--- INSTRUCTION ---
Can you rewrite the listing with every "map-label-street" replaced by "map-street-label" and everything else unchanged? Leave the picture out of your answer.

--- DATA FOR THE TASK ---

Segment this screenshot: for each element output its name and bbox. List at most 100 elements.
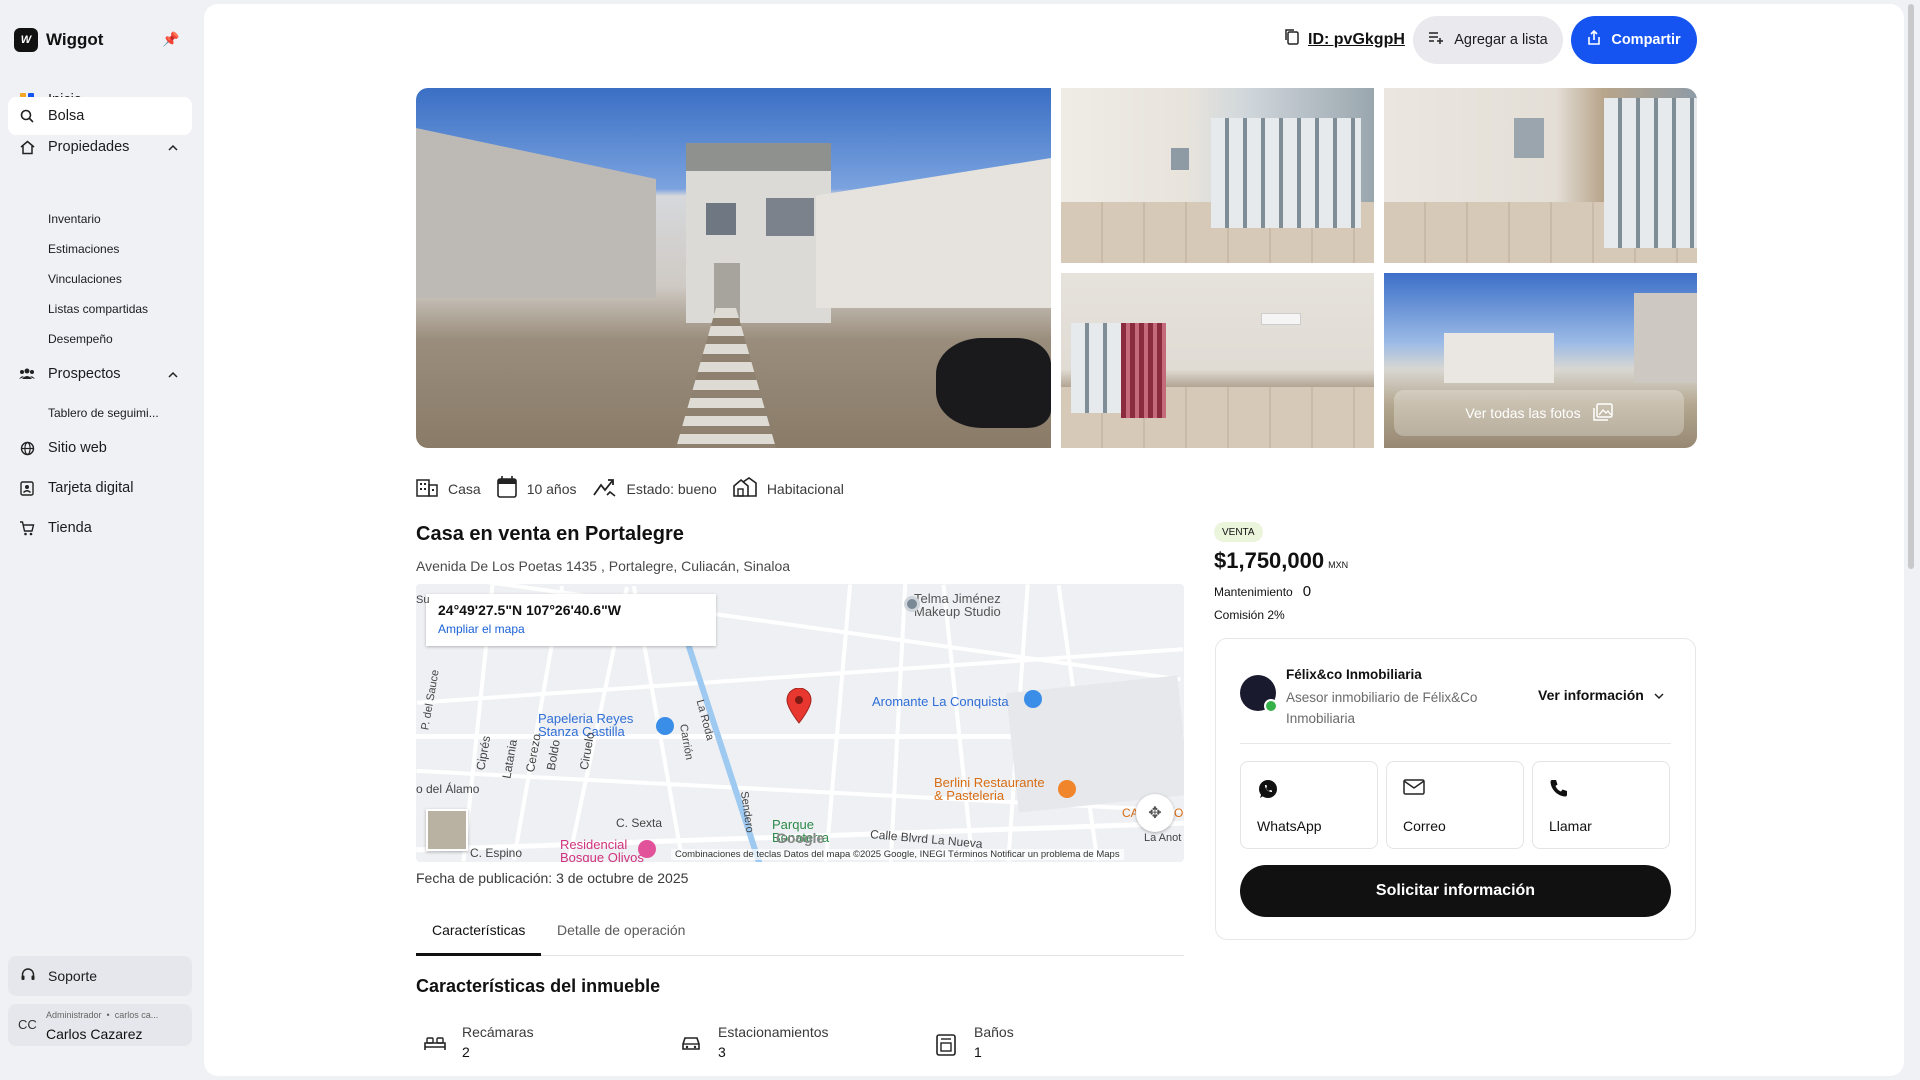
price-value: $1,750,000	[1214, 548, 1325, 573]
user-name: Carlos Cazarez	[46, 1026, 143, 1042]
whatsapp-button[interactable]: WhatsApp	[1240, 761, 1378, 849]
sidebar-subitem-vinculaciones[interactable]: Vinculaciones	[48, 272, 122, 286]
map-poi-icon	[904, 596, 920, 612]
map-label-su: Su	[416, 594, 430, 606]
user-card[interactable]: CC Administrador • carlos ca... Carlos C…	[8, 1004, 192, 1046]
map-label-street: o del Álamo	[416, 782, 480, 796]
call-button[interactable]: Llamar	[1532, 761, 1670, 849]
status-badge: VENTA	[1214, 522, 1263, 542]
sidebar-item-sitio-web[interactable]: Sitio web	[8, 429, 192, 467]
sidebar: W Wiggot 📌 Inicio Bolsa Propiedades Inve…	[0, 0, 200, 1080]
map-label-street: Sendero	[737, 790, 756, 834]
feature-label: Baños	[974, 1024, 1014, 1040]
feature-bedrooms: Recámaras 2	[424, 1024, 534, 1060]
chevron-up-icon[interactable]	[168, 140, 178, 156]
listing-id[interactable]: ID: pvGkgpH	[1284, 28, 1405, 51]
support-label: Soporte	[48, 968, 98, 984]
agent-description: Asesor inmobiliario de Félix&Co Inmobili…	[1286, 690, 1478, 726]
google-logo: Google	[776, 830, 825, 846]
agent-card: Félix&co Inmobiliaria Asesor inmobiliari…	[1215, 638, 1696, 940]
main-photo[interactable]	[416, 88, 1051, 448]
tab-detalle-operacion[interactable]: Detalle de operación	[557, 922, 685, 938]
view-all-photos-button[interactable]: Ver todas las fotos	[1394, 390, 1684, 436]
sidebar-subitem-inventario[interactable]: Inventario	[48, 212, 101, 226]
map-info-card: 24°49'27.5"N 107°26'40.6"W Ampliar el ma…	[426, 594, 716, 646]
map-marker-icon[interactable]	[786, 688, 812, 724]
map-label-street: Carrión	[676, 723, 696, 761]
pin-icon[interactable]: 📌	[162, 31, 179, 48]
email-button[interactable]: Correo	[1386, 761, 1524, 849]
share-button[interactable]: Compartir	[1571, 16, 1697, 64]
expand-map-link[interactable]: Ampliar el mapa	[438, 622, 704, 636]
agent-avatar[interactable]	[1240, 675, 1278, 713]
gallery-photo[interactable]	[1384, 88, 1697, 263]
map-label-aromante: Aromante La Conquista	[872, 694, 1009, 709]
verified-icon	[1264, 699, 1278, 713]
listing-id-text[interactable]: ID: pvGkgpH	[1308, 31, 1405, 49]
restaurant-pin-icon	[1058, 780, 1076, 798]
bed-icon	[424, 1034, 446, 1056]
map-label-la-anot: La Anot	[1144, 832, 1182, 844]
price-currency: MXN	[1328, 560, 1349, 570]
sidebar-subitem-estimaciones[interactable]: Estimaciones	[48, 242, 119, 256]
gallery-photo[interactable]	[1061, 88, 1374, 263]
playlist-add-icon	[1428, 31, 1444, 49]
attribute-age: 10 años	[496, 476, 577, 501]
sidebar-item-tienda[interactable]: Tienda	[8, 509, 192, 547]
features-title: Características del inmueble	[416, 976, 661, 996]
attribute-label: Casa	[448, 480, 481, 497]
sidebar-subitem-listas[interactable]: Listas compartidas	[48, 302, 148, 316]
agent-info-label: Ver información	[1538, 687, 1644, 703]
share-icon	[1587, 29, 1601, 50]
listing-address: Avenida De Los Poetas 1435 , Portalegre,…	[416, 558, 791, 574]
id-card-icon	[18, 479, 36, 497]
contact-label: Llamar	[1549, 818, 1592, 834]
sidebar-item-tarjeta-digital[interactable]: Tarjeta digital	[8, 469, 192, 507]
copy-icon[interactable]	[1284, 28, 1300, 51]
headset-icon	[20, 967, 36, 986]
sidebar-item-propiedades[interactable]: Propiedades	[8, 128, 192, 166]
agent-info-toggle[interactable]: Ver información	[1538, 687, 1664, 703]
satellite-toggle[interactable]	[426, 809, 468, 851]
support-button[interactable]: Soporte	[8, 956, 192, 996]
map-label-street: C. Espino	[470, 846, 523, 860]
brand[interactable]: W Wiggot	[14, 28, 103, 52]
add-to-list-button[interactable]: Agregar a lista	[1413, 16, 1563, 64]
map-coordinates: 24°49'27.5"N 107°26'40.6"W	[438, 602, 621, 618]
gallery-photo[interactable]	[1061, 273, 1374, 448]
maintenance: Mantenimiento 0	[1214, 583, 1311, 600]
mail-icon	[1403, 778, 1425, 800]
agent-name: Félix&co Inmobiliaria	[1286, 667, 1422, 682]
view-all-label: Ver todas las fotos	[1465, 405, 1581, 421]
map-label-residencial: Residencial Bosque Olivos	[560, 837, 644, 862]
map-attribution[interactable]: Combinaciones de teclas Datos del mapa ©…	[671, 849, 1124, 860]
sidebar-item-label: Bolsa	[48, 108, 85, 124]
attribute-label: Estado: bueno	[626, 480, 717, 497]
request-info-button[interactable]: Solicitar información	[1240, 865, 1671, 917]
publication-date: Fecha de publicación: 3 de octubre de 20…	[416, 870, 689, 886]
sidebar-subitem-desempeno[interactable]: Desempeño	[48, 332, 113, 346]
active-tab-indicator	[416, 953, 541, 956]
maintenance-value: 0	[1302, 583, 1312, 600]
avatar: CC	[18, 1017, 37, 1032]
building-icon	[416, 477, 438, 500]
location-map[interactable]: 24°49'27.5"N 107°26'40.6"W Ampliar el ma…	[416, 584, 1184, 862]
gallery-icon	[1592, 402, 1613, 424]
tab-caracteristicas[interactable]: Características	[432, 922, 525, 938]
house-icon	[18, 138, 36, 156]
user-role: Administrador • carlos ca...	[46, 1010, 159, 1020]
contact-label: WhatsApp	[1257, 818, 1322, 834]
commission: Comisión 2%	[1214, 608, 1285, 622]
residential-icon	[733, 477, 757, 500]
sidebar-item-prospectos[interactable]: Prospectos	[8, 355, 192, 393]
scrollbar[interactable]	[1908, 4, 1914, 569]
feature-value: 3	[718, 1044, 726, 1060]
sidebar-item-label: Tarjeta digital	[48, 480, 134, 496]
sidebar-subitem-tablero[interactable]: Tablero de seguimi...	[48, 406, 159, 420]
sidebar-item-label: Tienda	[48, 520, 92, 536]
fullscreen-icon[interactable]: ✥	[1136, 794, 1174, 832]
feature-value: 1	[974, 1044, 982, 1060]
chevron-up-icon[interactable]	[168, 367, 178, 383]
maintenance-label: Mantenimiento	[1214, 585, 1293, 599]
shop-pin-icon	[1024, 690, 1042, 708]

--- CORRECT RESPONSE ---
Segment this screenshot: for each element output its name and bbox. List at most 100 elements.
price-value: $1,750,000	[1214, 548, 1325, 573]
user-name: Carlos Cazarez	[46, 1026, 143, 1042]
whatsapp-button[interactable]: WhatsApp	[1240, 761, 1378, 849]
sidebar-subitem-vinculaciones[interactable]: Vinculaciones	[48, 272, 122, 286]
map-poi-icon	[904, 596, 920, 612]
map-label-su: Su	[416, 594, 430, 606]
user-card[interactable]: CC Administrador • carlos ca... Carlos C…	[8, 1004, 192, 1046]
map-street-label: o del Álamo	[416, 782, 480, 796]
call-button[interactable]: Llamar	[1532, 761, 1670, 849]
status-badge: VENTA	[1214, 522, 1263, 542]
sidebar-item-sitio-web[interactable]: Sitio web	[8, 429, 192, 467]
sidebar: W Wiggot 📌 Inicio Bolsa Propiedades Inve…	[0, 0, 200, 1080]
map-street-label: Sendero	[737, 790, 756, 834]
feature-label: Baños	[974, 1024, 1014, 1040]
feature-bedrooms: Recámaras 2	[424, 1024, 534, 1060]
chevron-up-icon[interactable]	[168, 140, 178, 156]
listing-id[interactable]: ID: pvGkgpH	[1284, 28, 1405, 51]
support-label: Soporte	[48, 968, 98, 984]
agent-description: Asesor inmobiliario de Félix&Co Inmobili…	[1286, 690, 1478, 726]
google-logo: Google	[776, 830, 825, 846]
agent-card: Félix&co Inmobiliaria Asesor inmobiliari…	[1215, 638, 1696, 940]
main-photo[interactable]	[416, 88, 1051, 448]
tab-detalle-operacion[interactable]: Detalle de operación	[557, 922, 685, 938]
view-all-photos-button[interactable]: Ver todas las fotos	[1394, 390, 1684, 436]
sidebar-subitem-inventario[interactable]: Inventario	[48, 212, 101, 226]
map-info-card: 24°49'27.5"N 107°26'40.6"W Ampliar el ma…	[426, 594, 716, 646]
map-marker-icon[interactable]	[786, 688, 812, 724]
map-street-label: Carrión	[676, 723, 696, 761]
pin-icon[interactable]: 📌	[162, 31, 179, 48]
email-button[interactable]: Correo	[1386, 761, 1524, 849]
share-button[interactable]: Compartir	[1571, 16, 1697, 64]
expand-map-link[interactable]: Ampliar el mapa	[438, 622, 704, 636]
agent-avatar[interactable]	[1240, 675, 1278, 713]
gallery-photo[interactable]	[1384, 88, 1697, 263]
map-label-aromante: Aromante La Conquista	[872, 694, 1009, 709]
verified-icon	[1264, 699, 1278, 713]
listing-id-text[interactable]: ID: pvGkgpH	[1308, 31, 1405, 49]
restaurant-pin-icon	[1058, 780, 1076, 798]
bed-icon	[424, 1034, 446, 1056]
map-label-la-anot: La Anot	[1144, 832, 1182, 844]
price-currency: MXN	[1328, 560, 1349, 570]
sidebar-subitem-estimaciones[interactable]: Estimaciones	[48, 242, 119, 256]
gallery-photo[interactable]	[1061, 88, 1374, 263]
playlist-add-icon	[1428, 31, 1444, 49]
attribute-age: 10 años	[496, 476, 577, 501]
sidebar-item-tienda[interactable]: Tienda	[8, 509, 192, 547]
features-title: Características del inmueble	[416, 976, 661, 996]
attribute-label: Casa	[448, 480, 481, 497]
sidebar-subitem-listas[interactable]: Listas compartidas	[48, 302, 148, 316]
agent-info-label: Ver información	[1538, 687, 1644, 703]
share-icon	[1587, 29, 1601, 50]
listing-address: Avenida De Los Poetas 1435 , Portalegre,…	[416, 558, 791, 574]
id-card-icon	[18, 479, 36, 497]
contact-label: Llamar	[1549, 818, 1592, 834]
sidebar-item-tarjeta-digital[interactable]: Tarjeta digital	[8, 469, 192, 507]
copy-icon[interactable]	[1284, 28, 1300, 51]
headset-icon	[20, 967, 36, 986]
sidebar-item-propiedades[interactable]: Propiedades	[8, 128, 192, 166]
agent-info-toggle[interactable]: Ver información	[1538, 687, 1664, 703]
satellite-toggle[interactable]	[426, 809, 468, 851]
support-button[interactable]: Soporte	[8, 956, 192, 996]
map-street-label: C. Espino	[470, 846, 523, 860]
brand[interactable]: W Wiggot	[14, 28, 103, 52]
add-to-list-button[interactable]: Agregar a lista	[1413, 16, 1563, 64]
map-coordinates: 24°49'27.5"N 107°26'40.6"W	[438, 602, 621, 618]
gallery-photo[interactable]	[1061, 273, 1374, 448]
maintenance: Mantenimiento 0	[1214, 583, 1311, 600]
mail-icon	[1403, 778, 1425, 800]
agent-name: Félix&co Inmobiliaria	[1286, 667, 1422, 682]
view-all-label: Ver todas las fotos	[1465, 405, 1581, 421]
map-label-residencial: Residencial Bosque Olivos	[560, 837, 644, 862]
map-attribution[interactable]: Combinaciones de teclas Datos del mapa ©…	[671, 849, 1124, 860]
sidebar-item-label: Bolsa	[48, 108, 85, 124]
attribute-label: Estado: bueno	[626, 480, 717, 497]
request-info-button[interactable]: Solicitar información	[1240, 865, 1671, 917]
publication-date: Fecha de publicación: 3 de octubre de 20…	[416, 870, 689, 886]
sidebar-subitem-desempeno[interactable]: Desempeño	[48, 332, 113, 346]
active-tab-indicator	[416, 953, 541, 956]
maintenance-value: 0	[1302, 583, 1312, 600]
avatar: CC	[18, 1017, 37, 1032]
building-icon	[416, 477, 438, 500]
location-map[interactable]: 24°49'27.5"N 107°26'40.6"W Ampliar el ma…	[416, 584, 1184, 862]
gallery-icon	[1592, 402, 1613, 424]
tab-caracteristicas[interactable]: Características	[432, 922, 525, 938]
house-icon	[18, 138, 36, 156]
user-role: Administrador • carlos ca...	[46, 1010, 159, 1020]
contact-label: WhatsApp	[1257, 818, 1322, 834]
commission: Comisión 2%	[1214, 608, 1285, 622]
residential-icon	[733, 477, 757, 500]
sidebar-item-prospectos[interactable]: Prospectos	[8, 355, 192, 393]
scrollbar[interactable]	[1908, 4, 1914, 569]
feature-value: 3	[718, 1044, 726, 1060]
sidebar-item-label: Tarjeta digital	[48, 480, 134, 496]
sidebar-subitem-tablero[interactable]: Tablero de seguimi...	[48, 406, 159, 420]
sidebar-item-label: Tienda	[48, 520, 92, 536]
fullscreen-icon[interactable]: ✥	[1136, 794, 1174, 832]
feature-value: 1	[974, 1044, 982, 1060]
chevron-up-icon[interactable]	[168, 367, 178, 383]
maintenance-label: Mantenimiento	[1214, 585, 1293, 599]
shop-pin-icon	[1024, 690, 1042, 708]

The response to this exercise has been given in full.